* Problem description
Read the listing and extract each line that includes the word "year".

* Start *

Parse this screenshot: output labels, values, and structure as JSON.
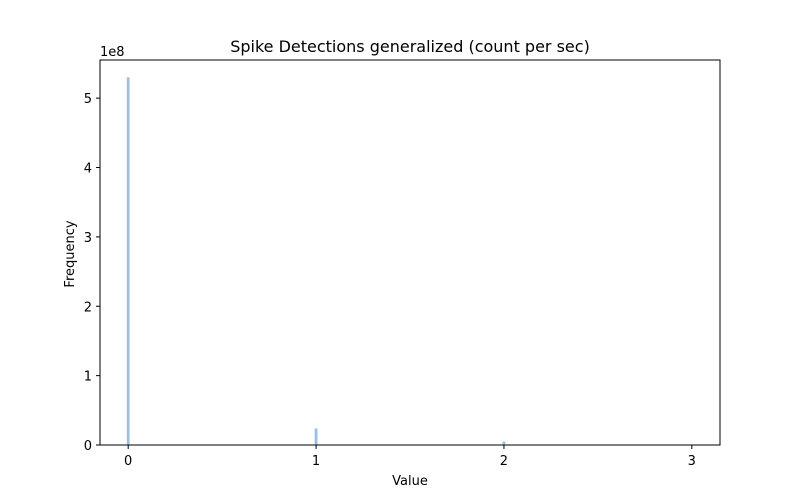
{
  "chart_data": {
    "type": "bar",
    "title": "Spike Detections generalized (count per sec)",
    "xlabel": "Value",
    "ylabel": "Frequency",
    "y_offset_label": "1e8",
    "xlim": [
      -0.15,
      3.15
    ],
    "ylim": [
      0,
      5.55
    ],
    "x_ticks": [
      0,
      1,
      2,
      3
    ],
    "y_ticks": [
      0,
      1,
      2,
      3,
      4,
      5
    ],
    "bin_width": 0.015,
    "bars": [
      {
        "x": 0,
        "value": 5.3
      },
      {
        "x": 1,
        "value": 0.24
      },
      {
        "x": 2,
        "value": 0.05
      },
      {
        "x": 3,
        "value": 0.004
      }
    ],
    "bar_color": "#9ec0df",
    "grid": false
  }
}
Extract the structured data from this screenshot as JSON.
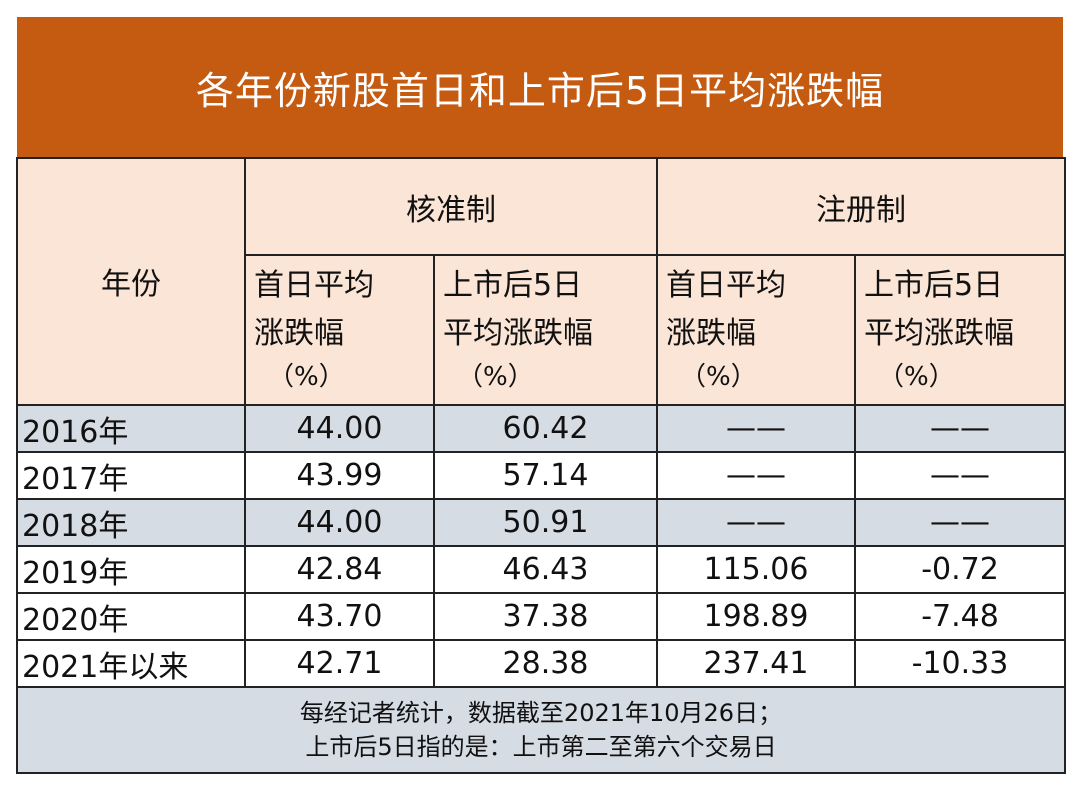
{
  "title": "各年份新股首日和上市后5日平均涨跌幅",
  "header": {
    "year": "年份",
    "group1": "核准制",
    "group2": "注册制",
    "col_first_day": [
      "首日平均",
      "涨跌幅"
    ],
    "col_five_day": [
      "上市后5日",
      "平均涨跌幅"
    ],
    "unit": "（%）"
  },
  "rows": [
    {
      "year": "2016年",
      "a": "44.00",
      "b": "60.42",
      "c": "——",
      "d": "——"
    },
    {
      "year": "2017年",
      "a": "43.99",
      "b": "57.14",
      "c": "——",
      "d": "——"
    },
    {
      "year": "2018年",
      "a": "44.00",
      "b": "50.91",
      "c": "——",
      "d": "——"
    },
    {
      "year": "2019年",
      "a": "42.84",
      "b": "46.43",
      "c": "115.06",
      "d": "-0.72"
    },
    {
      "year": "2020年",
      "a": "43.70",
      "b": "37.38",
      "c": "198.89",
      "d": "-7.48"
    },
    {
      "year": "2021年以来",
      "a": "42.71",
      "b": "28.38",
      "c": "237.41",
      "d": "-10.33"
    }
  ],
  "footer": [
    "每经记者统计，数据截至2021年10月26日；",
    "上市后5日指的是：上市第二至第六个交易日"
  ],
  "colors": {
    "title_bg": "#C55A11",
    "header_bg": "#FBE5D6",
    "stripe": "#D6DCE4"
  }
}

* End *

* Task answer
    "year": "年份",
      "year": "2016年",
      "year": "2017年",
      "year": "2018年",
      "year": "2019年",
      "year": "2020年",
      "year": "2021年以来",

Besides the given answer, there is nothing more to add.